## [Objective]
Your copy of the material below should match it exactly, except that it holds no pictures.

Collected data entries
──────

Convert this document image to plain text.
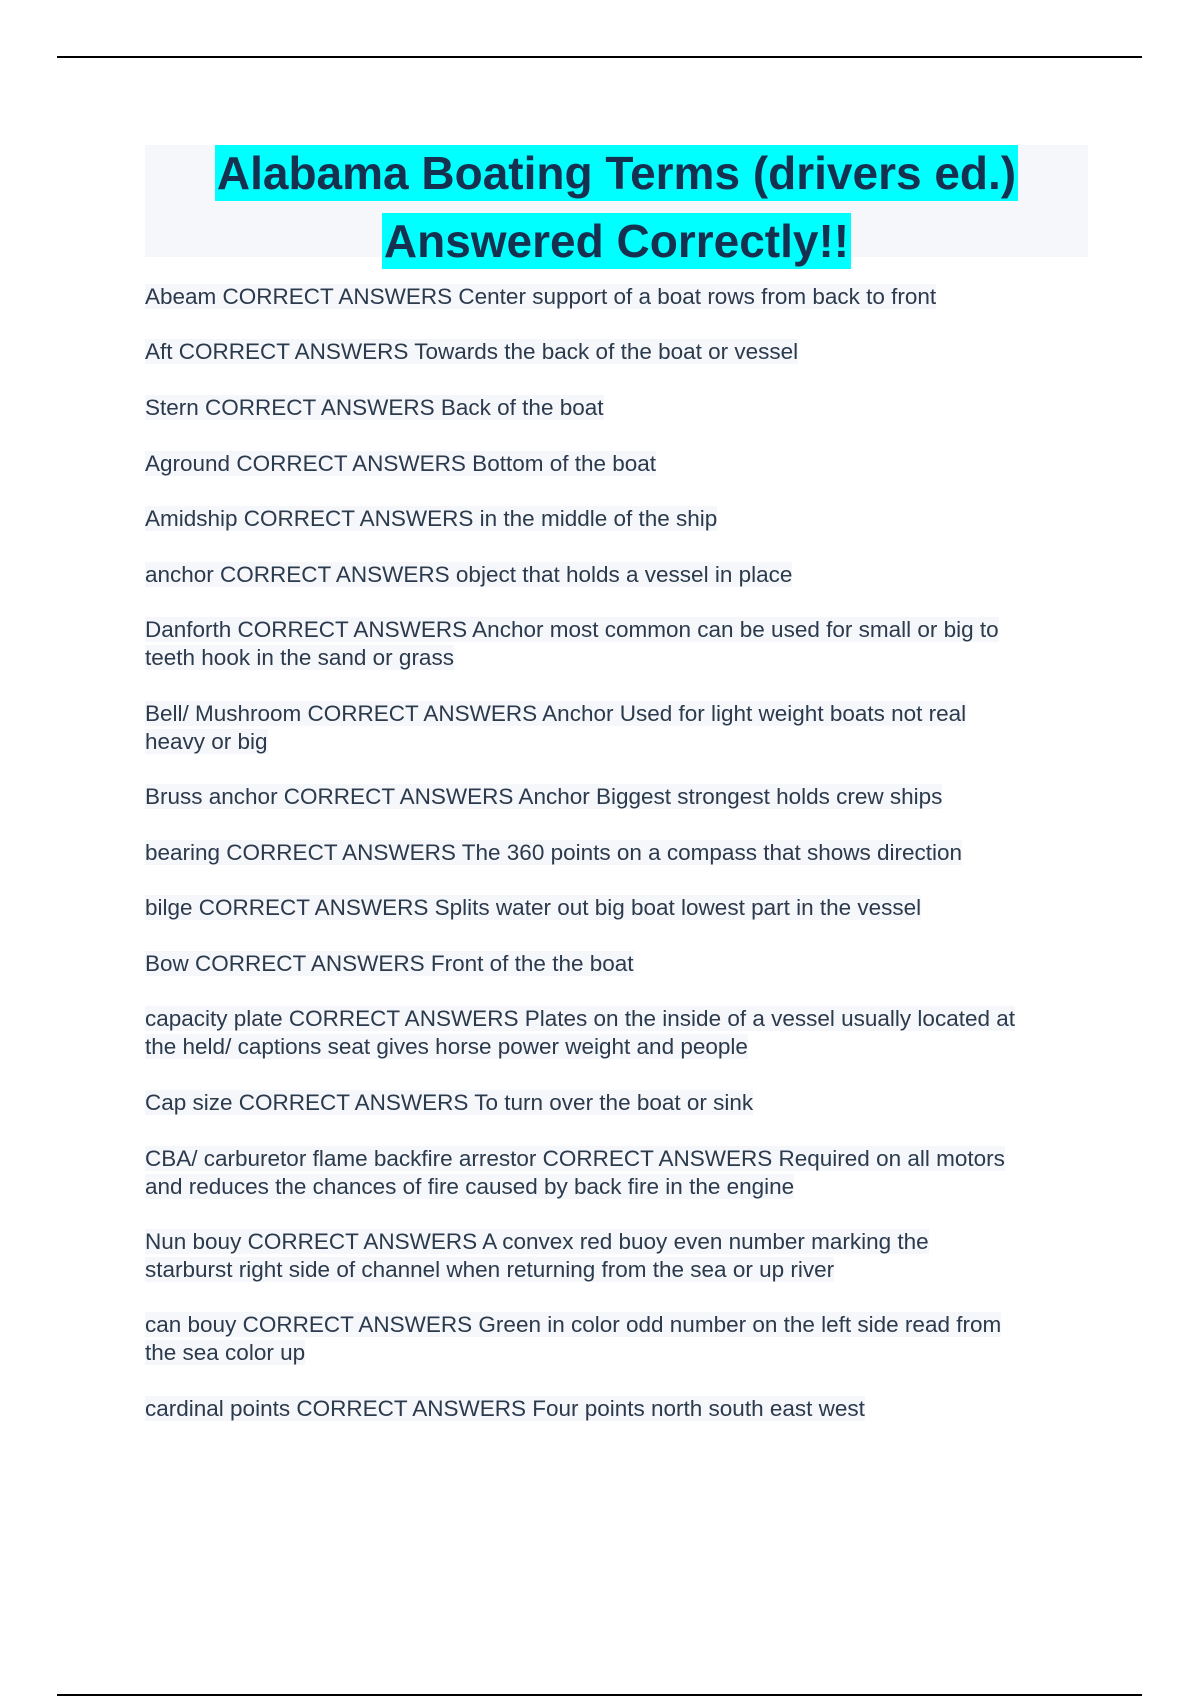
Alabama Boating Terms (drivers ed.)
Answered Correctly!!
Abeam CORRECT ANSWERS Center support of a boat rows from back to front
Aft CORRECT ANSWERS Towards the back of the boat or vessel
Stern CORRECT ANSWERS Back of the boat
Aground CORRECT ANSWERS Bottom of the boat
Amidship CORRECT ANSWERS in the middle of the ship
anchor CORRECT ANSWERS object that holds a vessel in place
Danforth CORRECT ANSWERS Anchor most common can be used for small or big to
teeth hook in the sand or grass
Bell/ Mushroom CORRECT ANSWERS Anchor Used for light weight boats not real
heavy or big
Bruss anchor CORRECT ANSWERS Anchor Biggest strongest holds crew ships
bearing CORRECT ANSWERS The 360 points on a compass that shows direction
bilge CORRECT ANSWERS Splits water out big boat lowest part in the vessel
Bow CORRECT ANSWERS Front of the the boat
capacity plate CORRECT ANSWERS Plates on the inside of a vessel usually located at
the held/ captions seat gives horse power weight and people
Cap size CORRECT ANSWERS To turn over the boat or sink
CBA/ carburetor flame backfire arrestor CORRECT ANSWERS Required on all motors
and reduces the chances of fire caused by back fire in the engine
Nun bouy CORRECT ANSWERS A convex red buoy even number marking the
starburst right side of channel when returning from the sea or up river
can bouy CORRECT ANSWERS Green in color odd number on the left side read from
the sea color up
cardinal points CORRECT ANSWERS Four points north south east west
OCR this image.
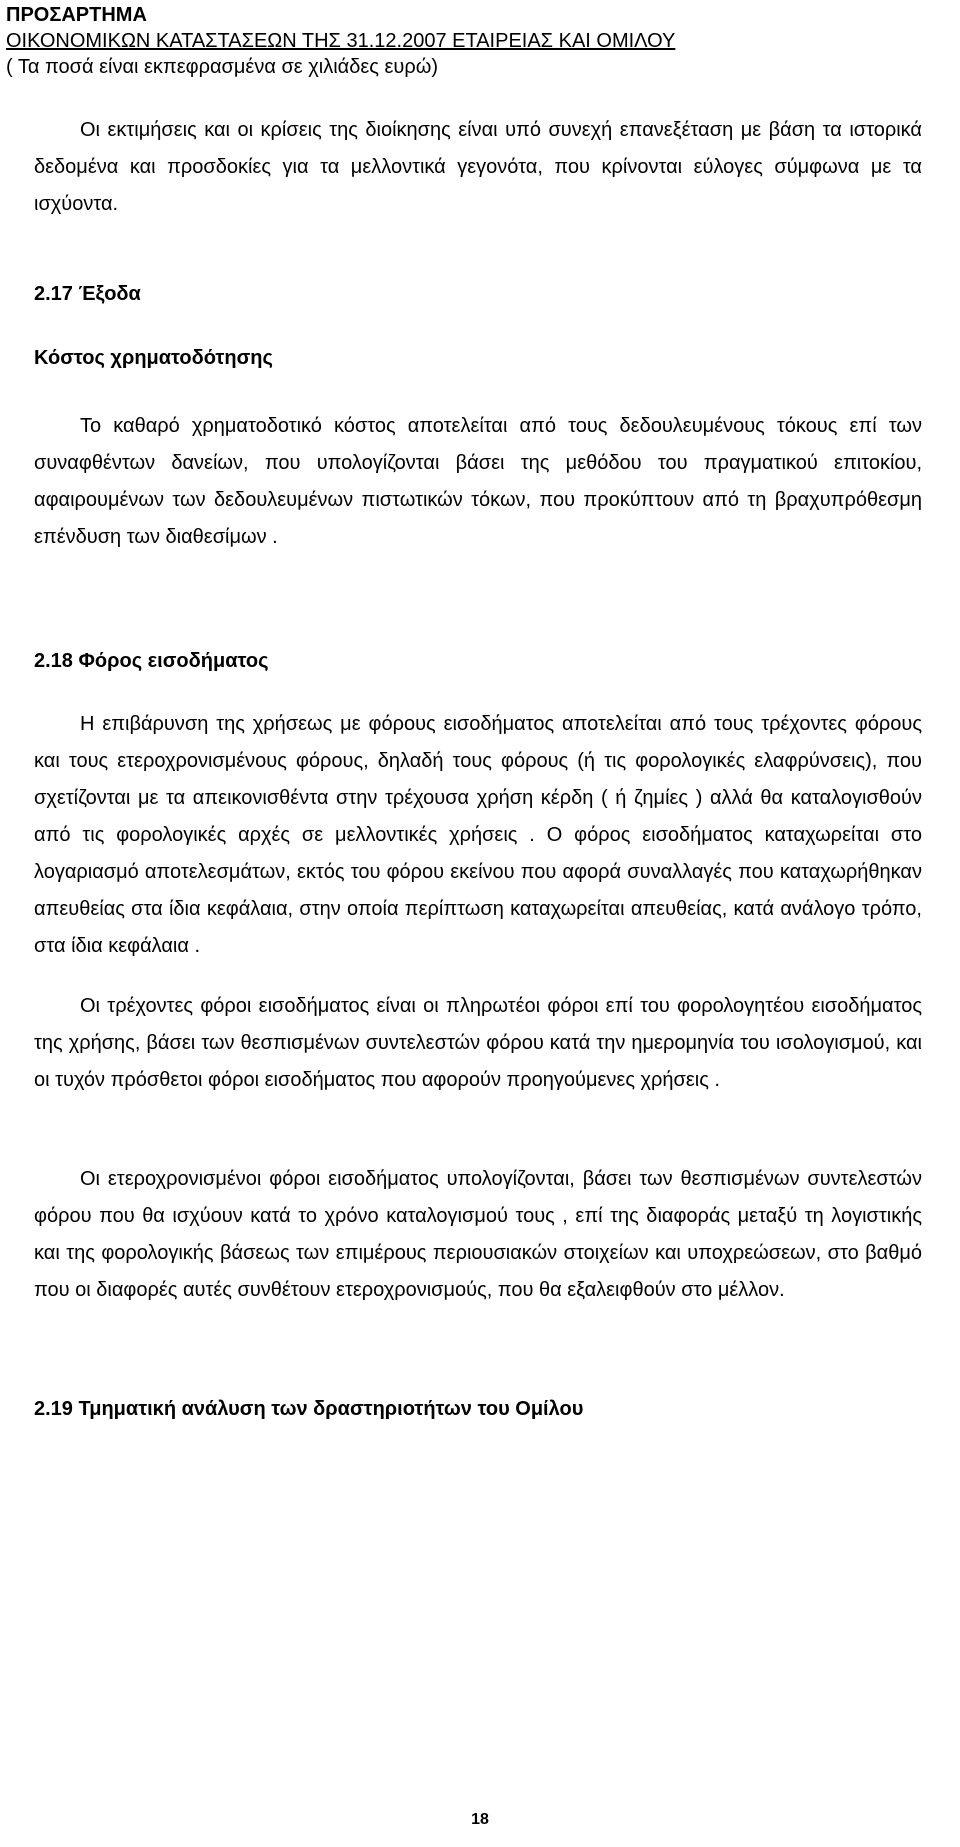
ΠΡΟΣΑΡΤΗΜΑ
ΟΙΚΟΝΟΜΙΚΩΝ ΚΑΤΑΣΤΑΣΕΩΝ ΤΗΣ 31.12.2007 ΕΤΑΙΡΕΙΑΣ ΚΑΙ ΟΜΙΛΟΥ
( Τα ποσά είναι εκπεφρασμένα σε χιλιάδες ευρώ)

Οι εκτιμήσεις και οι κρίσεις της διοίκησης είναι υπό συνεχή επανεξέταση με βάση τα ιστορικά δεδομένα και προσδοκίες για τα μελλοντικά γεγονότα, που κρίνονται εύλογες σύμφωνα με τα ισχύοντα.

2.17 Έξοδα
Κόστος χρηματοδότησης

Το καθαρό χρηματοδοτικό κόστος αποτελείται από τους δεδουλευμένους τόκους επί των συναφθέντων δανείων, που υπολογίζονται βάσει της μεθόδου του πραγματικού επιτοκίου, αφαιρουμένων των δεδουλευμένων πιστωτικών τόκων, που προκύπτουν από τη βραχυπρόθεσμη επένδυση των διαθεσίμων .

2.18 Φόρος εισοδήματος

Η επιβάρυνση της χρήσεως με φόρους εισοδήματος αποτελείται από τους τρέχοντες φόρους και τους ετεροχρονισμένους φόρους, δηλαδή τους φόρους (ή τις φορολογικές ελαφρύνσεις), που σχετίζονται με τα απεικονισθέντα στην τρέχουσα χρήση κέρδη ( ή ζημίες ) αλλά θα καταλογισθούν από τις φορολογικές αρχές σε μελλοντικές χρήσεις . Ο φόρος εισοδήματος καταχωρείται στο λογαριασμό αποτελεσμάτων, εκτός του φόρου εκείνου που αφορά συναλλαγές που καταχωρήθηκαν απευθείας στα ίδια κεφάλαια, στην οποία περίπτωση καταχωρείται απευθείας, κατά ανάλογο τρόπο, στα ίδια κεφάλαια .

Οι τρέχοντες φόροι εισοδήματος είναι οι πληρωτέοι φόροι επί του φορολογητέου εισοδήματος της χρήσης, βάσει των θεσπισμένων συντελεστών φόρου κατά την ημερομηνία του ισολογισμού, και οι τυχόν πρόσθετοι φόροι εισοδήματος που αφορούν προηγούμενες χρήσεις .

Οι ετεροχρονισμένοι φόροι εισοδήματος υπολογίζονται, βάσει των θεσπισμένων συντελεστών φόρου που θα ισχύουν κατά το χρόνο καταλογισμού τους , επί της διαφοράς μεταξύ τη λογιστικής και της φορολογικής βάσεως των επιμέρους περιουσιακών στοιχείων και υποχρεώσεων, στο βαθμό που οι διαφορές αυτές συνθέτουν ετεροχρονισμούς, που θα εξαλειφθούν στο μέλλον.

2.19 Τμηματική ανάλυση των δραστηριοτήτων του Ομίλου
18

──────

## [Finished exercise]
Convert this document image to plain text.
Alabama Boating Terms (drivers ed.)
Answered Correctly!!
Abeam CORRECT ANSWERS Center support of a boat rows from back to front
Aft CORRECT ANSWERS Towards the back of the boat or vessel
Stern CORRECT ANSWERS Back of the boat
Aground CORRECT ANSWERS Bottom of the boat
Amidship CORRECT ANSWERS in the middle of the ship
anchor CORRECT ANSWERS object that holds a vessel in place
Danforth CORRECT ANSWERS Anchor most common can be used for small or big to
teeth hook in the sand or grass
Bell/ Mushroom CORRECT ANSWERS Anchor Used for light weight boats not real
heavy or big
Bruss anchor CORRECT ANSWERS Anchor Biggest strongest holds crew ships
bearing CORRECT ANSWERS The 360 points on a compass that shows direction
bilge CORRECT ANSWERS Splits water out big boat lowest part in the vessel
Bow CORRECT ANSWERS Front of the the boat
capacity plate CORRECT ANSWERS Plates on the inside of a vessel usually located at
the held/ captions seat gives horse power weight and people
Cap size CORRECT ANSWERS To turn over the boat or sink
CBA/ carburetor flame backfire arrestor CORRECT ANSWERS Required on all motors
and reduces the chances of fire caused by back fire in the engine
Nun bouy CORRECT ANSWERS A convex red buoy even number marking the
starburst right side of channel when returning from the sea or up river
can bouy CORRECT ANSWERS Green in color odd number on the left side read from
the sea color up
cardinal points CORRECT ANSWERS Four points north south east west
OCR this image.
ΠΡΟΣΑΡΤΗΜΑ
ΟΙΚΟΝΟΜΙΚΩΝ ΚΑΤΑΣΤΑΣΕΩΝ ΤΗΣ 31.12.2007 ΕΤΑΙΡΕΙΑΣ ΚΑΙ ΟΜΙΛΟΥ
( Τα ποσά είναι εκπεφρασμένα σε χιλιάδες ευρώ)

Οι εκτιμήσεις και οι κρίσεις της διοίκησης είναι υπό συνεχή επανεξέταση με βάση τα ιστορικά δεδομένα και προσδοκίες για τα μελλοντικά γεγονότα, που κρίνονται εύλογες σύμφωνα με τα ισχύοντα.

2.17 Έξοδα
Κόστος χρηματοδότησης

Το καθαρό χρηματοδοτικό κόστος αποτελείται από τους δεδουλευμένους τόκους επί των συναφθέντων δανείων, που υπολογίζονται βάσει της μεθόδου του πραγματικού επιτοκίου, αφαιρουμένων των δεδουλευμένων πιστωτικών τόκων, που προκύπτουν από τη βραχυπρόθεσμη επένδυση των διαθεσίμων .

2.18 Φόρος εισοδήματος

Η επιβάρυνση της χρήσεως με φόρους εισοδήματος αποτελείται από τους τρέχοντες φόρους και τους ετεροχρονισμένους φόρους, δηλαδή τους φόρους (ή τις φορολογικές ελαφρύνσεις), που σχετίζονται με τα απεικονισθέντα στην τρέχουσα χρήση κέρδη ( ή ζημίες ) αλλά θα καταλογισθούν από τις φορολογικές αρχές σε μελλοντικές χρήσεις . Ο φόρος εισοδήματος καταχωρείται στο λογαριασμό αποτελεσμάτων, εκτός του φόρου εκείνου που αφορά συναλλαγές που καταχωρήθηκαν απευθείας στα ίδια κεφάλαια, στην οποία περίπτωση καταχωρείται απευθείας, κατά ανάλογο τρόπο, στα ίδια κεφάλαια .

Οι τρέχοντες φόροι εισοδήματος είναι οι πληρωτέοι φόροι επί του φορολογητέου εισοδήματος της χρήσης, βάσει των θεσπισμένων συντελεστών φόρου κατά την ημερομηνία του ισολογισμού, και οι τυχόν πρόσθετοι φόροι εισοδήματος που αφορούν προηγούμενες χρήσεις .

Οι ετεροχρονισμένοι φόροι εισοδήματος υπολογίζονται, βάσει των θεσπισμένων συντελεστών φόρου που θα ισχύουν κατά το χρόνο καταλογισμού τους , επί της διαφοράς μεταξύ τη λογιστικής και της φορολογικής βάσεως των επιμέρους περιουσιακών στοιχείων και υποχρεώσεων, στο βαθμό που οι διαφορές αυτές συνθέτουν ετεροχρονισμούς, που θα εξαλειφθούν στο μέλλον.

2.19 Τμηματική ανάλυση των δραστηριοτήτων του Ομίλου
18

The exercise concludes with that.